*WORK TO COMPLETE*. State the number of lines, and only that number, in which the word "this" appears.

▼

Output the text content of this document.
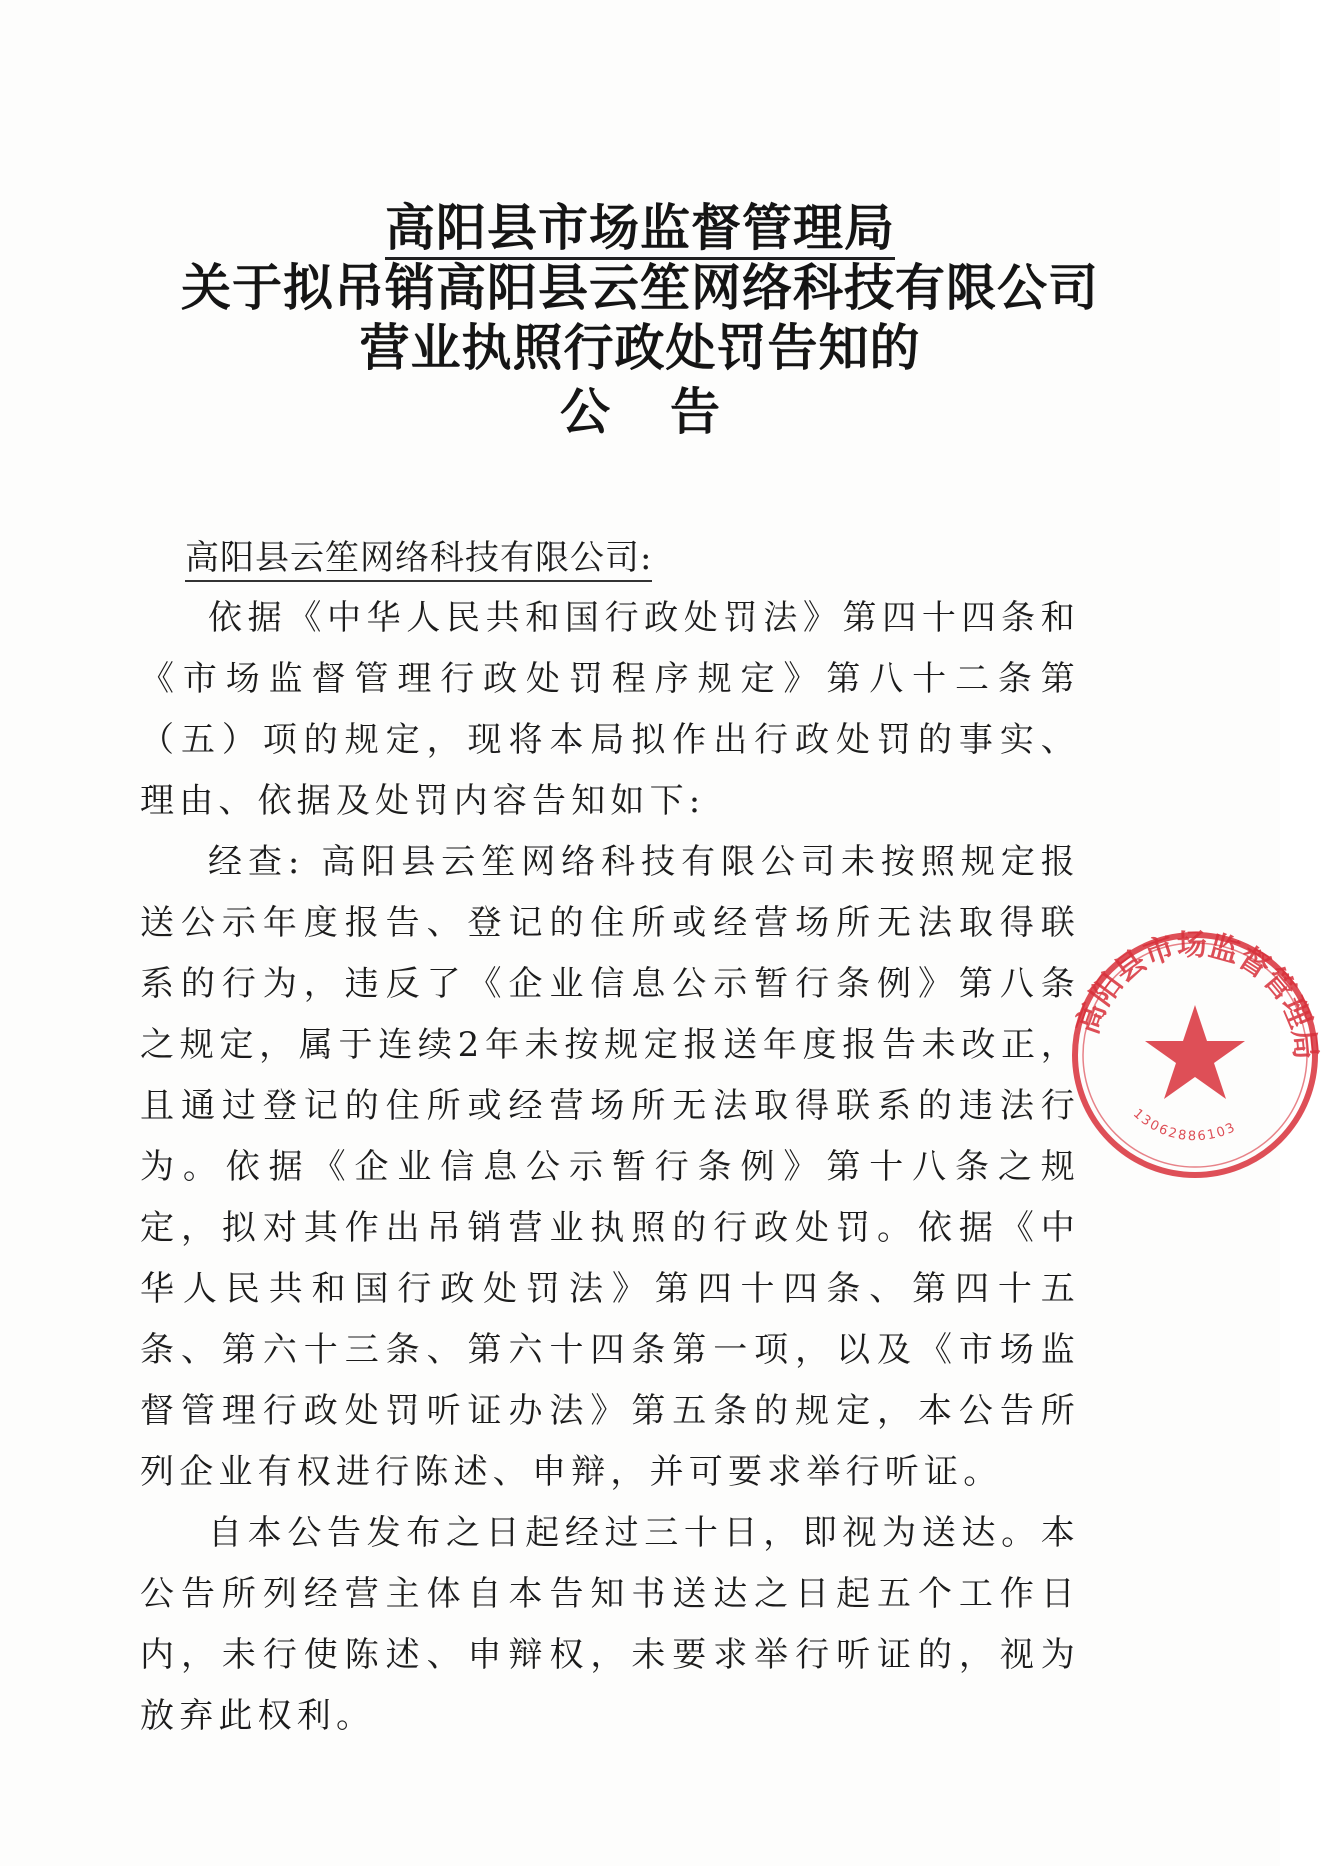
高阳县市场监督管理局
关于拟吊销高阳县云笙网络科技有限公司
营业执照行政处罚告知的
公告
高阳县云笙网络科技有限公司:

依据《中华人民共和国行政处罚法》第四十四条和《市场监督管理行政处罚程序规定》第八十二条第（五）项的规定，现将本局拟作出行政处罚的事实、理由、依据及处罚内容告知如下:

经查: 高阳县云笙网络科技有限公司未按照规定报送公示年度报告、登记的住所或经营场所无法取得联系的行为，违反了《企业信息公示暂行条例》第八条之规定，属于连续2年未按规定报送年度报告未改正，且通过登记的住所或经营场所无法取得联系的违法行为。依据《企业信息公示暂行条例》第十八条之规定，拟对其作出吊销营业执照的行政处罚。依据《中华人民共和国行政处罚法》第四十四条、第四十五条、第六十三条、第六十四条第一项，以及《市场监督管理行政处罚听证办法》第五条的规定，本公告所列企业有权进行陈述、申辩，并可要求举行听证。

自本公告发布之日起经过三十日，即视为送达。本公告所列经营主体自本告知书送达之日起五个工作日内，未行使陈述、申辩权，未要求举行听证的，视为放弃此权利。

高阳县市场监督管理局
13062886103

▲
▼

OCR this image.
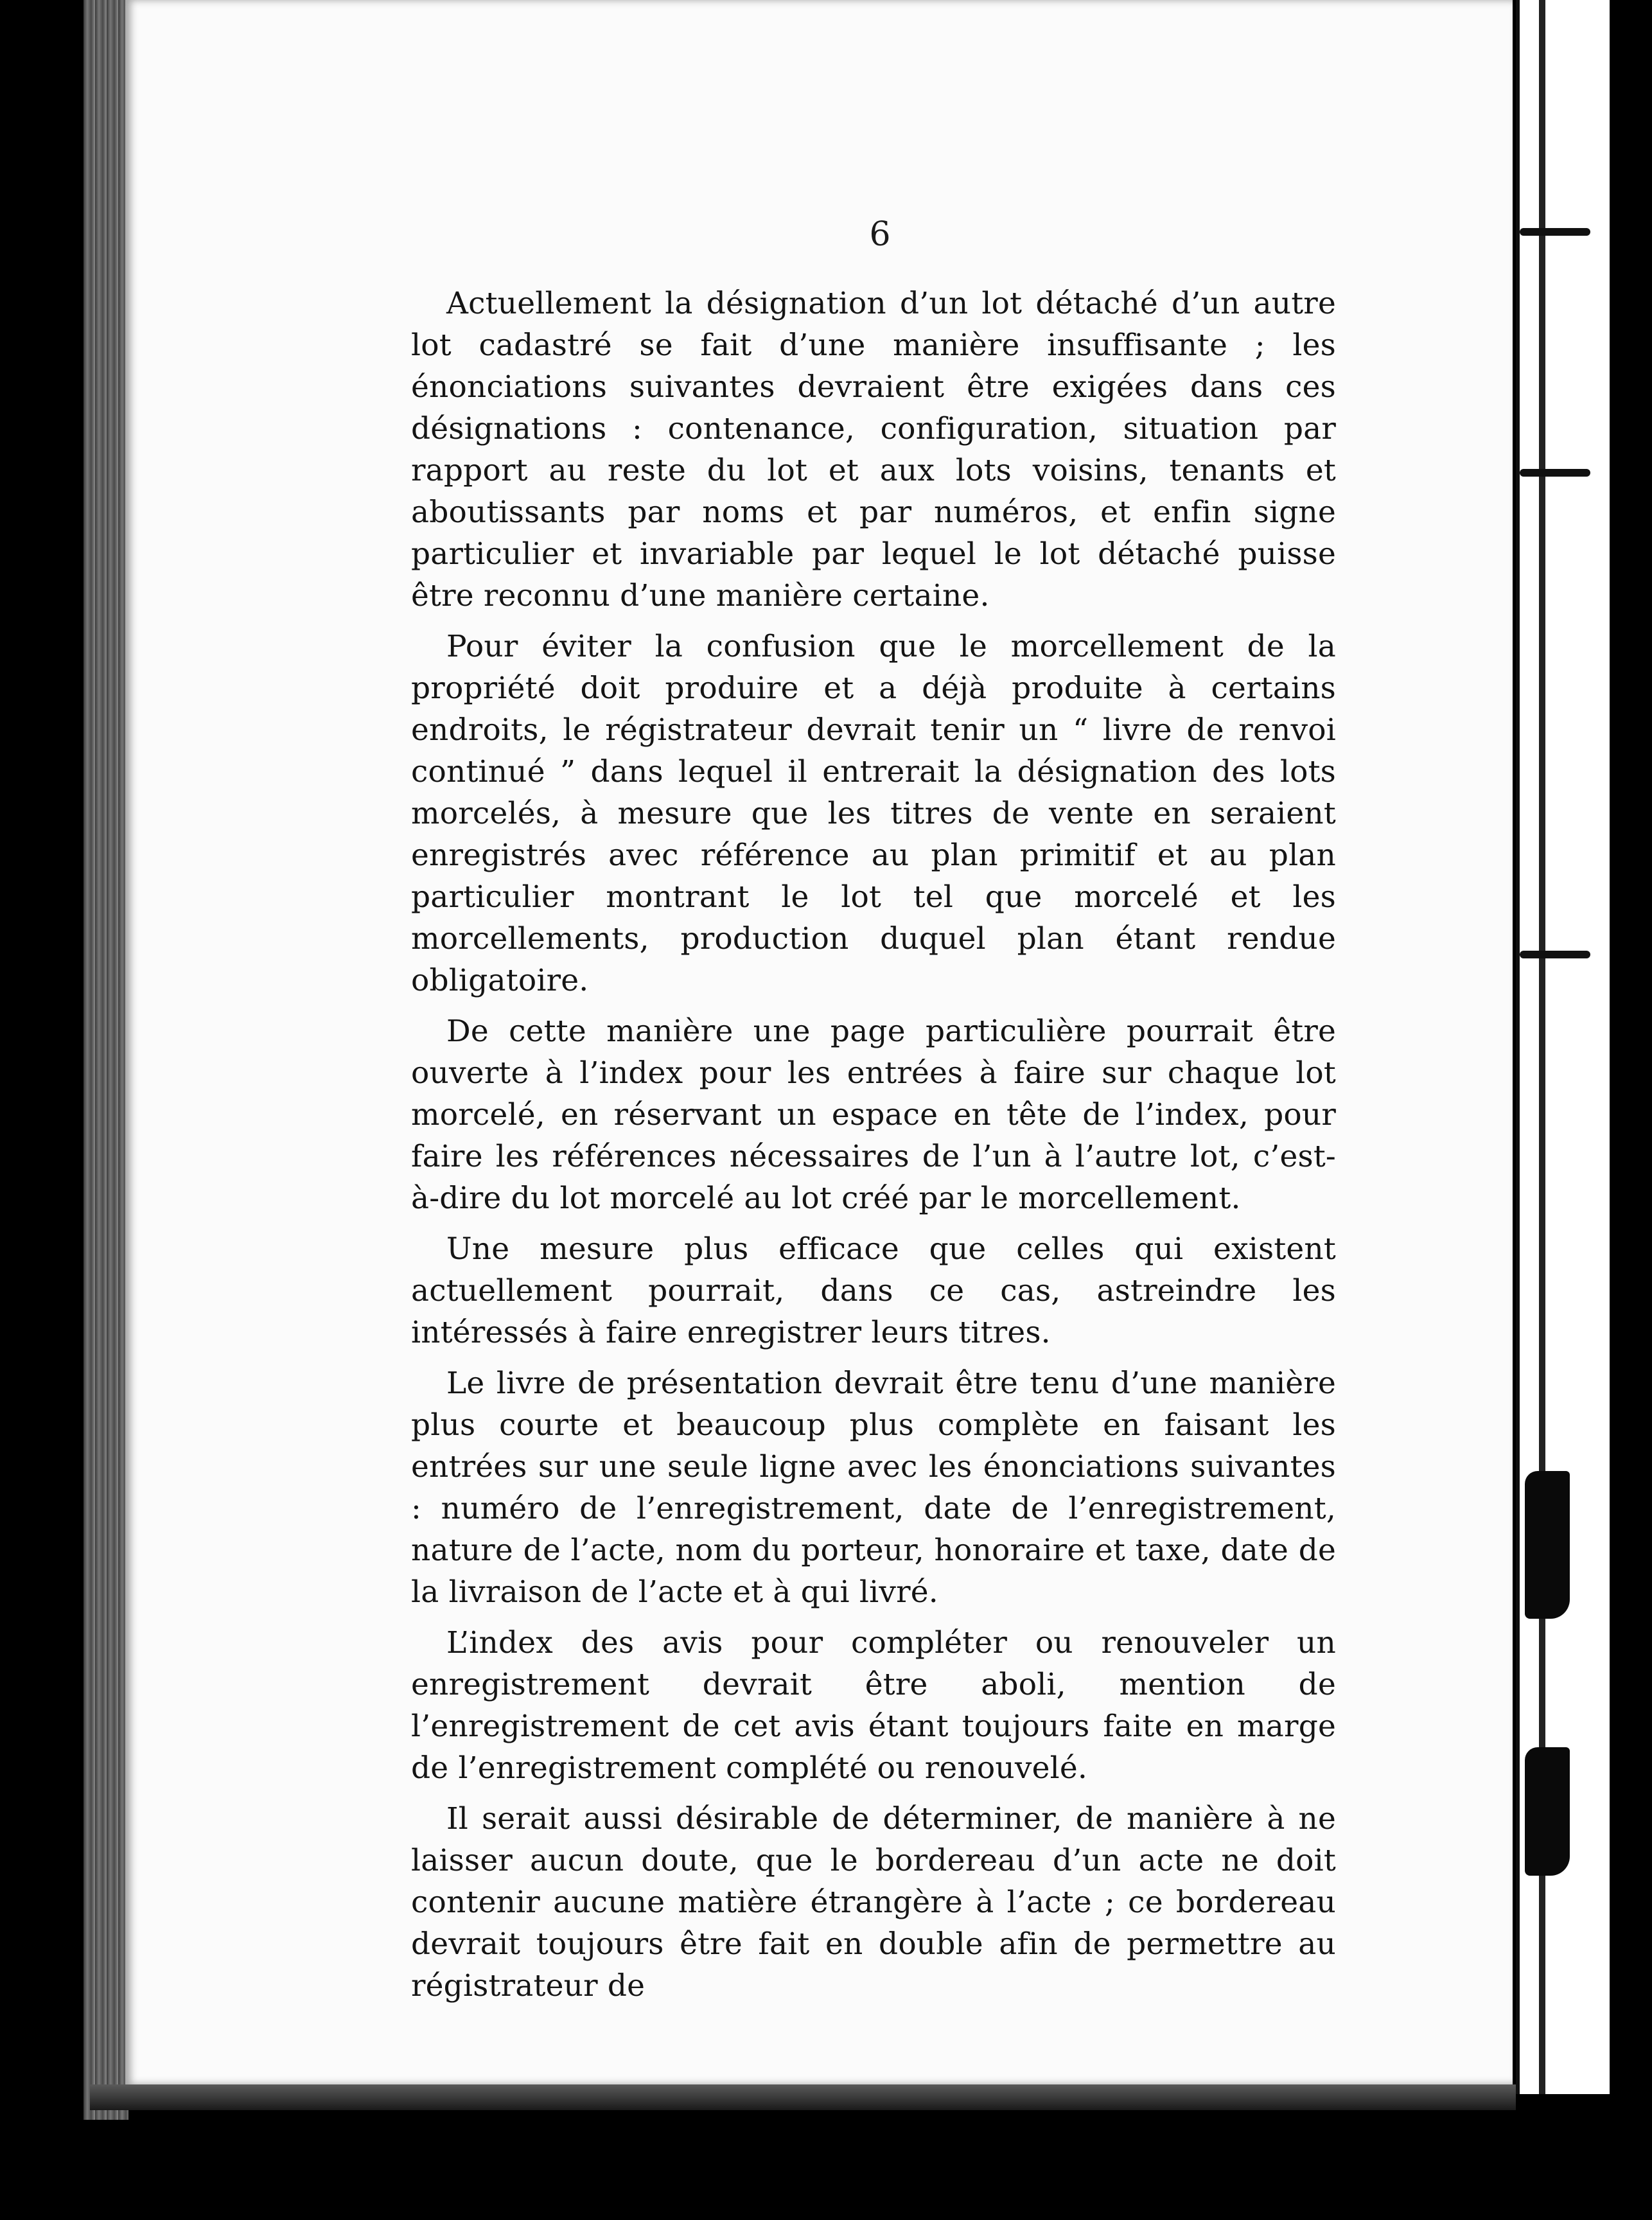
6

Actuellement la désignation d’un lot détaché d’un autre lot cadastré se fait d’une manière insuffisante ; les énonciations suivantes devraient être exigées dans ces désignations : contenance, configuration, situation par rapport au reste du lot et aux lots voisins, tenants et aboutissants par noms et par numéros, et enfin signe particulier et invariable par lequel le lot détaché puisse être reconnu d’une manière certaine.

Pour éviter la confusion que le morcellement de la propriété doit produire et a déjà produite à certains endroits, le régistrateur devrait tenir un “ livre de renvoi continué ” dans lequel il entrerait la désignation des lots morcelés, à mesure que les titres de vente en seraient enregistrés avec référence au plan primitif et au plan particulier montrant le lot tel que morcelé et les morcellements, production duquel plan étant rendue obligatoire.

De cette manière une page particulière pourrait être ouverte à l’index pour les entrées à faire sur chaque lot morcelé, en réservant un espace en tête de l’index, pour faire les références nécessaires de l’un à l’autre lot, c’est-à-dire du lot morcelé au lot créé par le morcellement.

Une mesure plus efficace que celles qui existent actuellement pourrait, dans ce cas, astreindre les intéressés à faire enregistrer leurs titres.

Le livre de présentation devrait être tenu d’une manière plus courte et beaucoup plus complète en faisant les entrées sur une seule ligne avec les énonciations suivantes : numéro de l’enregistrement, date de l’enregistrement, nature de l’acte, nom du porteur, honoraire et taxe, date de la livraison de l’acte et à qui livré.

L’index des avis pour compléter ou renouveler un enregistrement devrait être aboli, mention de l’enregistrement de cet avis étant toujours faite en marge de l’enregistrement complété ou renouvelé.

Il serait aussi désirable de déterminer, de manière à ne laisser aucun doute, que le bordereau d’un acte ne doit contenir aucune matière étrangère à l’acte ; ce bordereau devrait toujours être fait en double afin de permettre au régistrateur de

▲

*COMPLETE OUTPUT*. 2